[SHORT PROBLEM]
Find the word "Insights" in the listing; pull out each line holding it.

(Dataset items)
────────

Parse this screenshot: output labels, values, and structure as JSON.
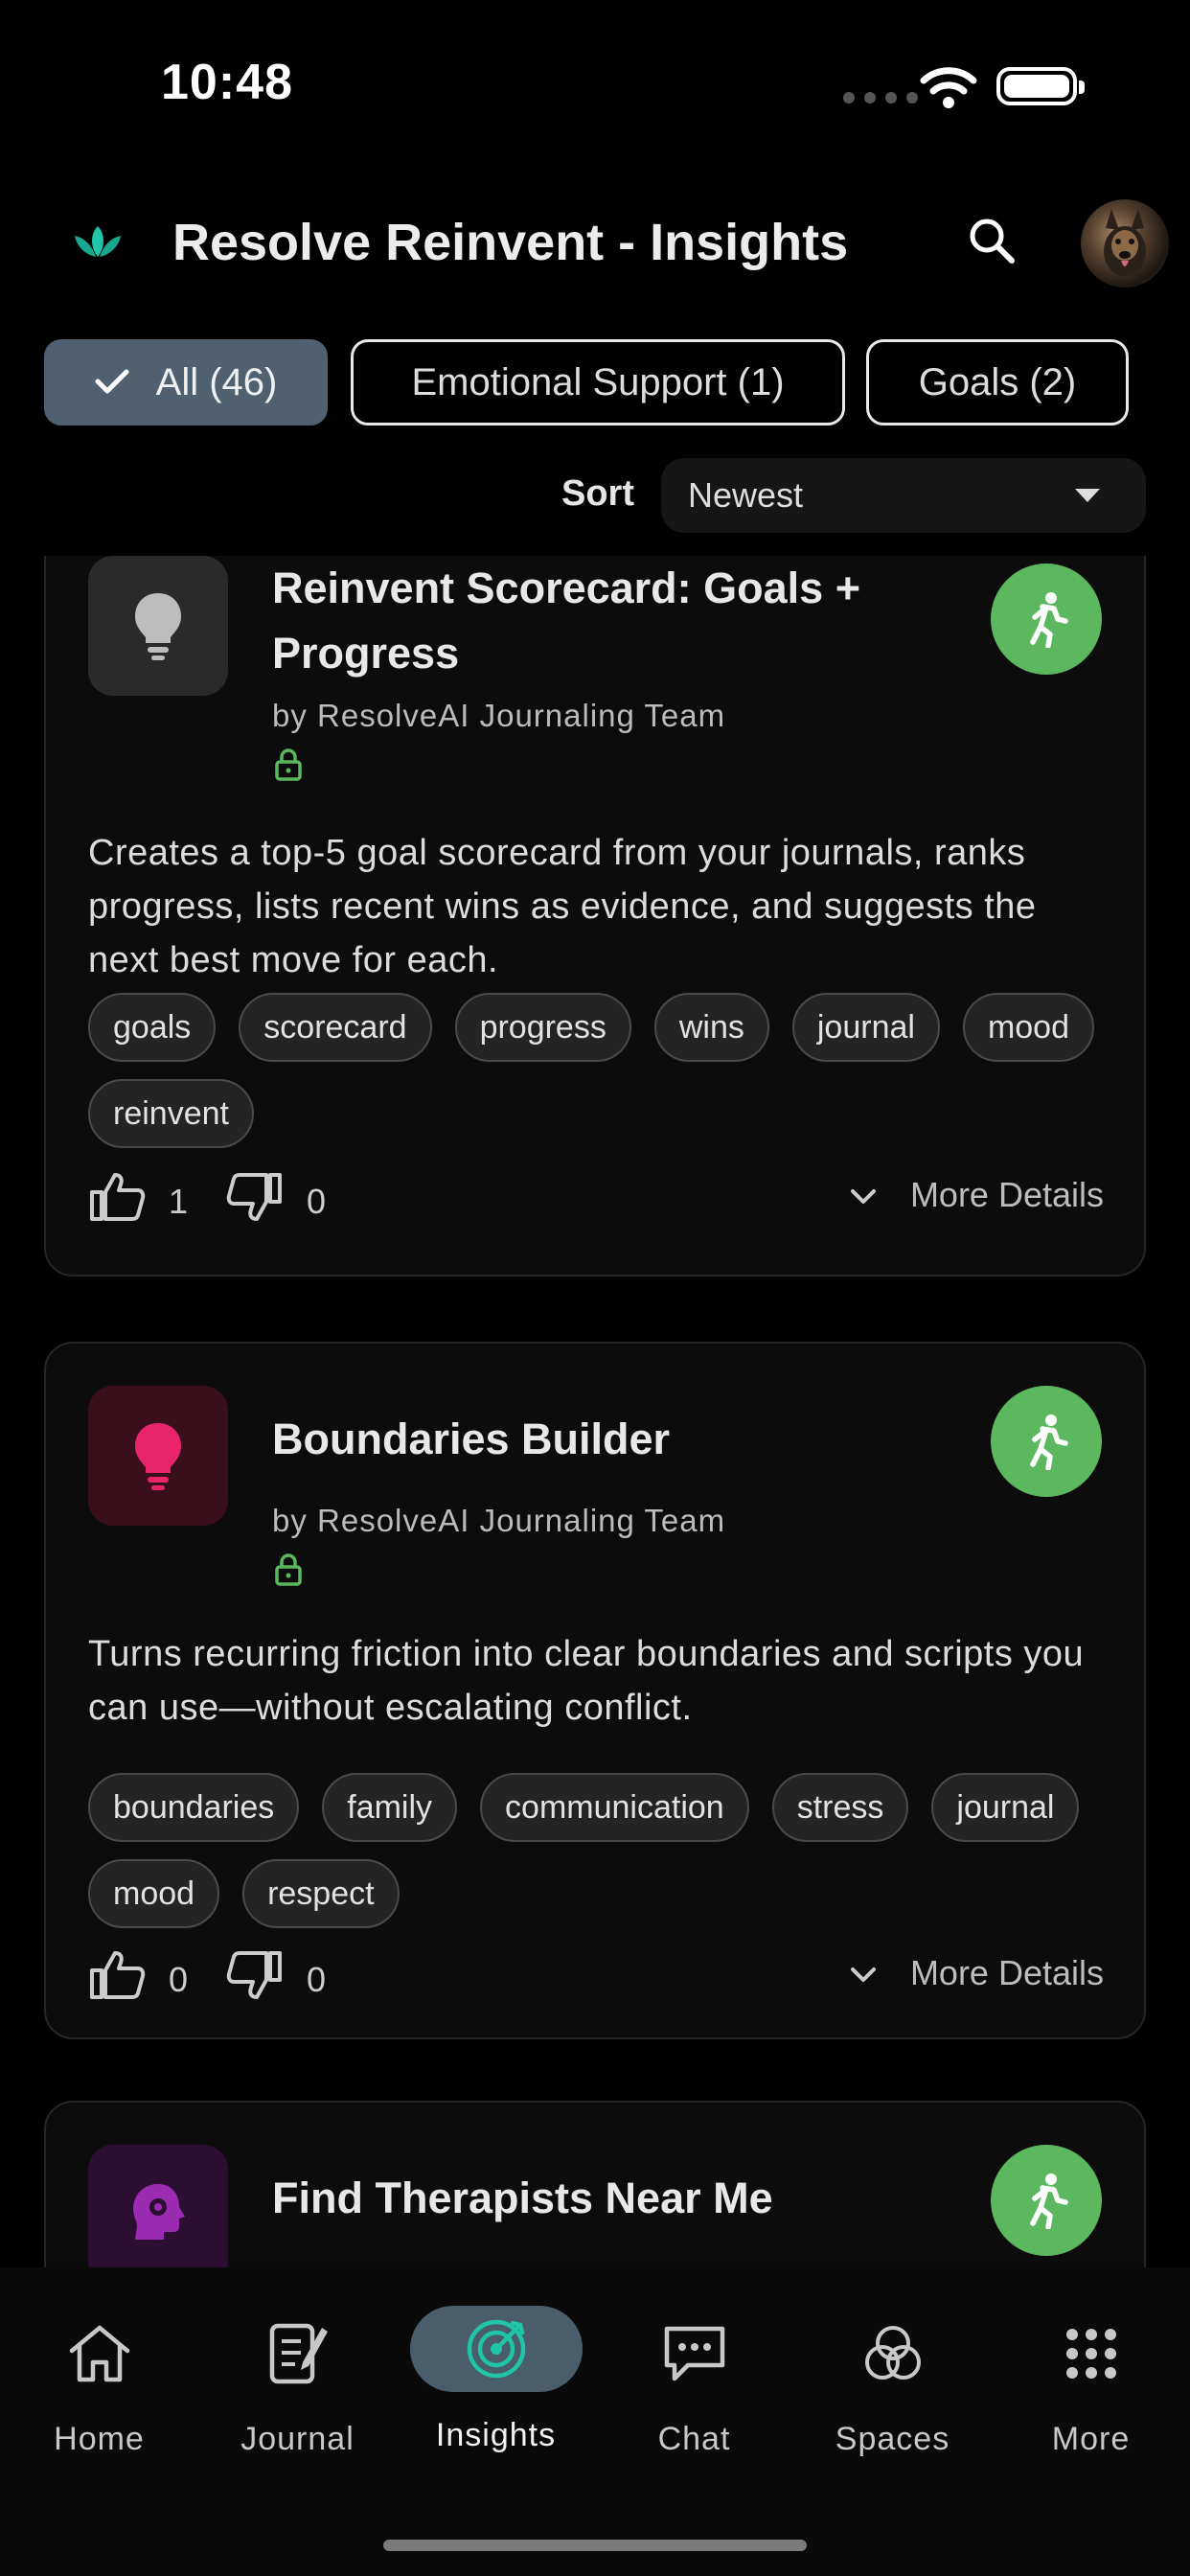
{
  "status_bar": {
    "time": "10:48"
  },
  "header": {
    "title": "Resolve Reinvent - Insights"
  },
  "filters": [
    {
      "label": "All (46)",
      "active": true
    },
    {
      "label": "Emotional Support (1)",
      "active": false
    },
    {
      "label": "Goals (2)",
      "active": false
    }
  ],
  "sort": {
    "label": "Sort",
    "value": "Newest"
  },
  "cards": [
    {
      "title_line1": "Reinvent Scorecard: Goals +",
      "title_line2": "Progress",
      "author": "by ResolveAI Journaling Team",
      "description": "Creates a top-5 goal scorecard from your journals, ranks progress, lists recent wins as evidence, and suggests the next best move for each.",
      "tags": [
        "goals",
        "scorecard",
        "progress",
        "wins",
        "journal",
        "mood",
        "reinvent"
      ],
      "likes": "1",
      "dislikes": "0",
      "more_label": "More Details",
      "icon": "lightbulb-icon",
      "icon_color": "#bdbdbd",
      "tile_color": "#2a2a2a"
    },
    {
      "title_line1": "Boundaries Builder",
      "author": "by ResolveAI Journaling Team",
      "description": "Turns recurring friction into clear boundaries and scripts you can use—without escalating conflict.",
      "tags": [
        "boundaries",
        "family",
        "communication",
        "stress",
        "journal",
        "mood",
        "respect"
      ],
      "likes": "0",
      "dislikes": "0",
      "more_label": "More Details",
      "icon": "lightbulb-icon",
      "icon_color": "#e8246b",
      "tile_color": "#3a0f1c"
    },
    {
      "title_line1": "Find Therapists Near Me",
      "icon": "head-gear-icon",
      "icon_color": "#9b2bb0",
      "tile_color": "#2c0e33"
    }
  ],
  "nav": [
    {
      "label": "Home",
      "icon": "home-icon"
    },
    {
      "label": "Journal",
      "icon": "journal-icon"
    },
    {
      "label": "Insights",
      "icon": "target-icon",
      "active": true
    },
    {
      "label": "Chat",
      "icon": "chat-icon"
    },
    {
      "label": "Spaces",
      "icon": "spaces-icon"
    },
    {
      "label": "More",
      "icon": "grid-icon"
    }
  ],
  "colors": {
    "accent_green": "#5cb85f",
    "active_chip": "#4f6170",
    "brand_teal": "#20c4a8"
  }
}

────────

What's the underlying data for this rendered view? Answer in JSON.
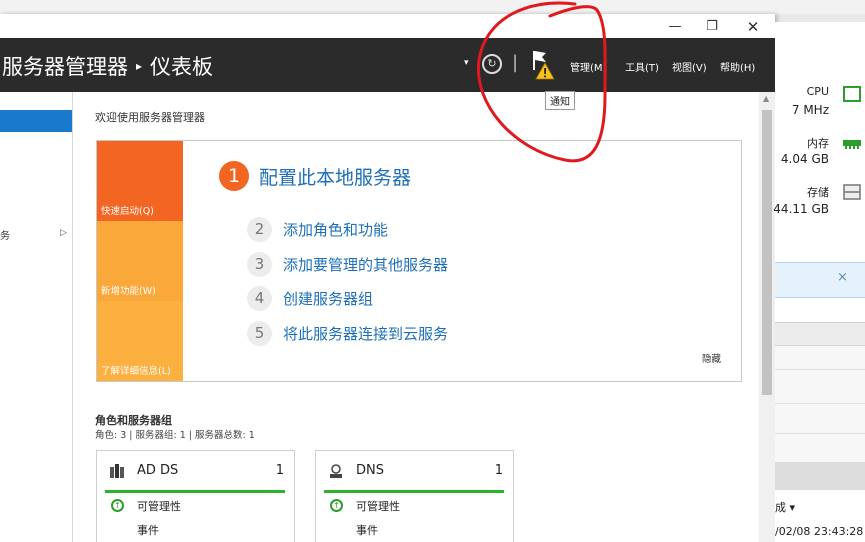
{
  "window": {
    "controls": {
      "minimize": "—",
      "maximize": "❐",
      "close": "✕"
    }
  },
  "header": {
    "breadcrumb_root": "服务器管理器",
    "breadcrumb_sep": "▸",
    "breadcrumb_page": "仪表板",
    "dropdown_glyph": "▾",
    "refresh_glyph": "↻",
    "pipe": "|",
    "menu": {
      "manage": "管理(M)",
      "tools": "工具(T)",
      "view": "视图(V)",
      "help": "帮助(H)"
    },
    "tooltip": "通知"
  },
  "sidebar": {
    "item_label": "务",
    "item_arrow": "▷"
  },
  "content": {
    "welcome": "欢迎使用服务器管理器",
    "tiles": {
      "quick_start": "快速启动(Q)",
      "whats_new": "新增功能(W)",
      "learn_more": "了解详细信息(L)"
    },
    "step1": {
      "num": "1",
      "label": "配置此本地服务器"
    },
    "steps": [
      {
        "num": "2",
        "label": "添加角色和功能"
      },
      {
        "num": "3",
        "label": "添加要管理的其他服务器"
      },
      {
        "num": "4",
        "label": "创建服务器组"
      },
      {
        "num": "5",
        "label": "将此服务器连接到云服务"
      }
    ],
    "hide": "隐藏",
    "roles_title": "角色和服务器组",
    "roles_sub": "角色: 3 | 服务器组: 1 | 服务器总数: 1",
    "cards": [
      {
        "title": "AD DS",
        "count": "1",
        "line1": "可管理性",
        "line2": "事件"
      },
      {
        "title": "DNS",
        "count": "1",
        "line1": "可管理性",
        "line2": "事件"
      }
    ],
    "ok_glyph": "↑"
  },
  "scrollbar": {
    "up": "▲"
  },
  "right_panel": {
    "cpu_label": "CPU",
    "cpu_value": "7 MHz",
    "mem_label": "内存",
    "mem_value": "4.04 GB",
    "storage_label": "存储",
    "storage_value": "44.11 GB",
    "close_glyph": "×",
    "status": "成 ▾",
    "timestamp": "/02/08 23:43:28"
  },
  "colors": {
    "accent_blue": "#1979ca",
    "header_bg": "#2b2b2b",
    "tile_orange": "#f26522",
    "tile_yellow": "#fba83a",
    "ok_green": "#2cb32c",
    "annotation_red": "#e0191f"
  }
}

────────

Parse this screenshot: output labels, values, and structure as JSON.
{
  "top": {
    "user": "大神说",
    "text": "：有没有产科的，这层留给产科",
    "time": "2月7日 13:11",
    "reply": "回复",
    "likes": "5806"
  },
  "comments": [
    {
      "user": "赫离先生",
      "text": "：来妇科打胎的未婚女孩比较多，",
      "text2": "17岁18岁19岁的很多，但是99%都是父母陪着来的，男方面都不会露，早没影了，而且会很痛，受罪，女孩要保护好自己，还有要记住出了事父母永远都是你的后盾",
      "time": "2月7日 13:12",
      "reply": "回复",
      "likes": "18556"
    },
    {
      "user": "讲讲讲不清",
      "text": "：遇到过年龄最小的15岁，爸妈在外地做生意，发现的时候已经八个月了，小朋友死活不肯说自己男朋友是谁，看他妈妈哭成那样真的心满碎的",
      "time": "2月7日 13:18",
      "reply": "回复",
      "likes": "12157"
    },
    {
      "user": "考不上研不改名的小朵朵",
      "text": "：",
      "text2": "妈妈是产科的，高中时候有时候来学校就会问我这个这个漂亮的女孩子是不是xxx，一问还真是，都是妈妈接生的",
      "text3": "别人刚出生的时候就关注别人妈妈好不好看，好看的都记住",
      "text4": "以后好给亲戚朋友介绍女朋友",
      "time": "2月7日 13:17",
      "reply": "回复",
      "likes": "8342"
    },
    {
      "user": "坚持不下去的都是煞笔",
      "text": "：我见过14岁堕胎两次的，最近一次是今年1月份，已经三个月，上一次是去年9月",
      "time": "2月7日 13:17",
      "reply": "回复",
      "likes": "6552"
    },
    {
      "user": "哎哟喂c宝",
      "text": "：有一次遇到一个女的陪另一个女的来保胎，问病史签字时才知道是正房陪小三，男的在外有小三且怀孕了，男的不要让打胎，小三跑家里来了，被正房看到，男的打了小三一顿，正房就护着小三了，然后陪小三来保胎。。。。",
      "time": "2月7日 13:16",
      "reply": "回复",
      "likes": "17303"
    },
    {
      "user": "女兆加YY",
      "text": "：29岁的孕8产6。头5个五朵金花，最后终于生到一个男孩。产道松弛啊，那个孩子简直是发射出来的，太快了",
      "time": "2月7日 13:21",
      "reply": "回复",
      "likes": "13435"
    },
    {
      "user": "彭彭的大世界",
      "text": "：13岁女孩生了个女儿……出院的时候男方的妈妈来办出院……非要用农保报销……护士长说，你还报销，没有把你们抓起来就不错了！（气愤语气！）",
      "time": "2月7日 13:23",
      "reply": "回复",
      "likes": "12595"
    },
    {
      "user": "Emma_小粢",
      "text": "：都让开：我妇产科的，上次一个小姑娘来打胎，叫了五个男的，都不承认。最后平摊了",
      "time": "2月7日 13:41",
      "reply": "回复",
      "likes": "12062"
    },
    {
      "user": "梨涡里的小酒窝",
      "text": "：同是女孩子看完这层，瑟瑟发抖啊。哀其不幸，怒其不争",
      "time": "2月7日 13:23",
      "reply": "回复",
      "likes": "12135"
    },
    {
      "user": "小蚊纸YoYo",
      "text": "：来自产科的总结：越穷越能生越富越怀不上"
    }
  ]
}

────────

[OUTPUT FOR THIS EXERCISE]
    "title": "Resolve Reinvent - Insights"
      "label": "Insights",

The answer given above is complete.